> [Problem]: Copy the lines holding the word "this", all of them.

Entries from a dataset

* * * *

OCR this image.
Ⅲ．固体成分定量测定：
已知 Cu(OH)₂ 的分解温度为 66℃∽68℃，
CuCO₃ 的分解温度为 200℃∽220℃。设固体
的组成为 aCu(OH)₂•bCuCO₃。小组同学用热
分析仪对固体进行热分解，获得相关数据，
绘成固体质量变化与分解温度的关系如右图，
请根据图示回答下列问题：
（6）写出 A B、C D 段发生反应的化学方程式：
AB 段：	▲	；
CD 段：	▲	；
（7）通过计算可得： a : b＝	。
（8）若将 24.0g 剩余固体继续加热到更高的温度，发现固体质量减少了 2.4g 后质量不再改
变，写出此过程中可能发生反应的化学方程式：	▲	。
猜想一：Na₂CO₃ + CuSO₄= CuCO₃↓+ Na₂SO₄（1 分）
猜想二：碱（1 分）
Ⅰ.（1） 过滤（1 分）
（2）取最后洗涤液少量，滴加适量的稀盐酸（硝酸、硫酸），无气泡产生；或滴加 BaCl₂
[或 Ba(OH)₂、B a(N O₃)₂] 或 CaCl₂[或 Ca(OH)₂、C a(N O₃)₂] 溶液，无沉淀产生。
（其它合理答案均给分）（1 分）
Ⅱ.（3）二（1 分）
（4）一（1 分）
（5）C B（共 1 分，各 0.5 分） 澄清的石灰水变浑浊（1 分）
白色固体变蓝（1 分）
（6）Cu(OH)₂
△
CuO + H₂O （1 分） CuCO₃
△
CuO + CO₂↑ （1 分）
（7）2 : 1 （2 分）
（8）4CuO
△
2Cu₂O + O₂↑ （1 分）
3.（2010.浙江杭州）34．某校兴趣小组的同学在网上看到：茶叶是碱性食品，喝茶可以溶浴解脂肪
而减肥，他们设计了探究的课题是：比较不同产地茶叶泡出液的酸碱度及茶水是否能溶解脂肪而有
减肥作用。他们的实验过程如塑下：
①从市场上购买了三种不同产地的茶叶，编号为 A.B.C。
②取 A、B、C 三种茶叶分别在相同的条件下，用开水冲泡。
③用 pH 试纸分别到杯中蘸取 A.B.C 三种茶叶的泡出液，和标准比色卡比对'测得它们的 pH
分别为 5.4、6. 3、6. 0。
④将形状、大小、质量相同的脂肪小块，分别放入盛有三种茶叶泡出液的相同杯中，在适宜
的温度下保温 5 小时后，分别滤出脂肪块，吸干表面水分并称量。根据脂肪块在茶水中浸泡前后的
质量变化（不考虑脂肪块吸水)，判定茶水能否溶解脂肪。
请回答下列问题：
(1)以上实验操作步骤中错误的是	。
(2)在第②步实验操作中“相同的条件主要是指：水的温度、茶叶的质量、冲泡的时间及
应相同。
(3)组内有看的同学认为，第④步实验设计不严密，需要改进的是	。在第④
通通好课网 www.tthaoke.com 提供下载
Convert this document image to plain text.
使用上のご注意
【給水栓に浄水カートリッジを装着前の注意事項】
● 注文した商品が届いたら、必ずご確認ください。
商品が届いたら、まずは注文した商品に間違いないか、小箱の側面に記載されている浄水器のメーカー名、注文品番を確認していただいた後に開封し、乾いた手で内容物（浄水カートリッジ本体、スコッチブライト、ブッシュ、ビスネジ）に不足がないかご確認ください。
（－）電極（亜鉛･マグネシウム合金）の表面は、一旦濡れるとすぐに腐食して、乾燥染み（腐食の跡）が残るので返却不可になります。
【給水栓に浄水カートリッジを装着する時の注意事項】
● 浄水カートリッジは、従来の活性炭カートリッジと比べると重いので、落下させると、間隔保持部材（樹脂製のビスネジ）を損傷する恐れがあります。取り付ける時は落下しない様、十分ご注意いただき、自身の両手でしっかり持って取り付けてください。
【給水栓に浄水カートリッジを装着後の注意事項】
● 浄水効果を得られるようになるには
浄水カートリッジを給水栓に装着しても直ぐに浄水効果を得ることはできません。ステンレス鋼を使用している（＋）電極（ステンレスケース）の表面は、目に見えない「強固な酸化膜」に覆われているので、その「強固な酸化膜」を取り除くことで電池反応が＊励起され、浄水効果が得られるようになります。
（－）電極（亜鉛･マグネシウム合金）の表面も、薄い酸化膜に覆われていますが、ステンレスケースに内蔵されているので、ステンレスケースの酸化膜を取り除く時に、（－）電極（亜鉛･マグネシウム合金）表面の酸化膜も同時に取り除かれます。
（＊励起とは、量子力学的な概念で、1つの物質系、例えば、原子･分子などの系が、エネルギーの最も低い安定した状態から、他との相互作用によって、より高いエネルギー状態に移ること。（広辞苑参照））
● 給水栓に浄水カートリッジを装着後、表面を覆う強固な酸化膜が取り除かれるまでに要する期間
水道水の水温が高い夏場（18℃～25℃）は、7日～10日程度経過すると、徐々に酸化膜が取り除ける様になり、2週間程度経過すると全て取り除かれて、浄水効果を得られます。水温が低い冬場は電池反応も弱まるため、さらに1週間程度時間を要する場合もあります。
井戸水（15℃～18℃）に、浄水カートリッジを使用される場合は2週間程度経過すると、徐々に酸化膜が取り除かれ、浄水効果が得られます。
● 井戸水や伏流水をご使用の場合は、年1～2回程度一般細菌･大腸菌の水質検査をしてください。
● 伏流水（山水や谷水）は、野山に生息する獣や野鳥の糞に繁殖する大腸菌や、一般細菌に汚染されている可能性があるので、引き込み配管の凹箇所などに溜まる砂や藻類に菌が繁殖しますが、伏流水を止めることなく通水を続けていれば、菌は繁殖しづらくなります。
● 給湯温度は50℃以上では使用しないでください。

* * * *

> [In response]:
OCR this image.
Convert this document image to plain text.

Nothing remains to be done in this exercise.